RECORDS FOR THE EXERCISE:
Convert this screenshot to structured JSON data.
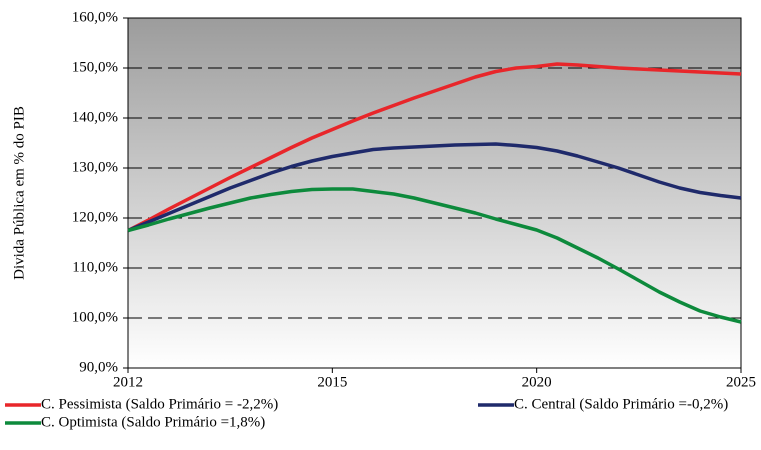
{
  "chart_data": {
    "type": "line",
    "y_label": "Divida Pública em % do PIB",
    "categories": [
      "2012",
      null,
      null,
      null,
      null,
      null,
      null,
      null,
      null,
      null,
      "2015",
      null,
      null,
      null,
      null,
      null,
      null,
      null,
      null,
      null,
      "2020",
      null,
      null,
      null,
      null,
      null,
      null,
      null,
      null,
      null,
      "2025"
    ],
    "series": [
      {
        "name": "C. Pessimista (Saldo Primário = -2,2%)",
        "color": "#e8262a",
        "values": [
          117.5,
          119.6,
          121.8,
          123.9,
          126,
          128.1,
          130.1,
          132.1,
          134.1,
          136,
          137.7,
          139.4,
          141,
          142.5,
          144,
          145.4,
          146.8,
          148.2,
          149.3,
          150,
          150.3,
          150.8,
          150.6,
          150.3,
          150,
          149.8,
          149.6,
          149.4,
          149.2,
          149,
          148.8
        ]
      },
      {
        "name": "C. Central (Saldo Primário =-0,2%)",
        "color": "#1f2a6b",
        "values": [
          117.5,
          119.2,
          120.9,
          122.6,
          124.3,
          126,
          127.5,
          129,
          130.3,
          131.4,
          132.3,
          133,
          133.7,
          134,
          134.2,
          134.4,
          134.6,
          134.7,
          134.8,
          134.5,
          134.1,
          133.4,
          132.4,
          131.2,
          130,
          128.6,
          127.2,
          126,
          125.1,
          124.5,
          124
        ]
      },
      {
        "name": "C. Optimista (Saldo Primário =1,8%)",
        "color": "#0d8a3c",
        "values": [
          117.5,
          118.6,
          119.8,
          120.9,
          122,
          123,
          124,
          124.7,
          125.3,
          125.7,
          125.8,
          125.8,
          125.3,
          124.8,
          124,
          123,
          122,
          121,
          119.8,
          118.7,
          117.6,
          116,
          114,
          112,
          109.8,
          107.5,
          105.2,
          103.2,
          101.4,
          100.2,
          99.2
        ]
      }
    ],
    "ylim": [
      90,
      160
    ],
    "yticks": [
      {
        "value": 90,
        "label": "90,0%"
      },
      {
        "value": 100,
        "label": "100,0%"
      },
      {
        "value": 110,
        "label": "110,0%"
      },
      {
        "value": 120,
        "label": "120,0%"
      },
      {
        "value": 130,
        "label": "130,0%"
      },
      {
        "value": 140,
        "label": "140,0%"
      },
      {
        "value": 150,
        "label": "150,0%"
      },
      {
        "value": 160,
        "label": "160,0%"
      }
    ],
    "grid": true
  }
}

WHAT IS NEEDED:
Copy each line above containing the string "Primário".

FULL ANSWER:
        "name": "C. Pessimista (Saldo Primário = -2,2%)",
        "name": "C. Central (Saldo Primário =-0,2%)",
        "name": "C. Optimista (Saldo Primário =1,8%)",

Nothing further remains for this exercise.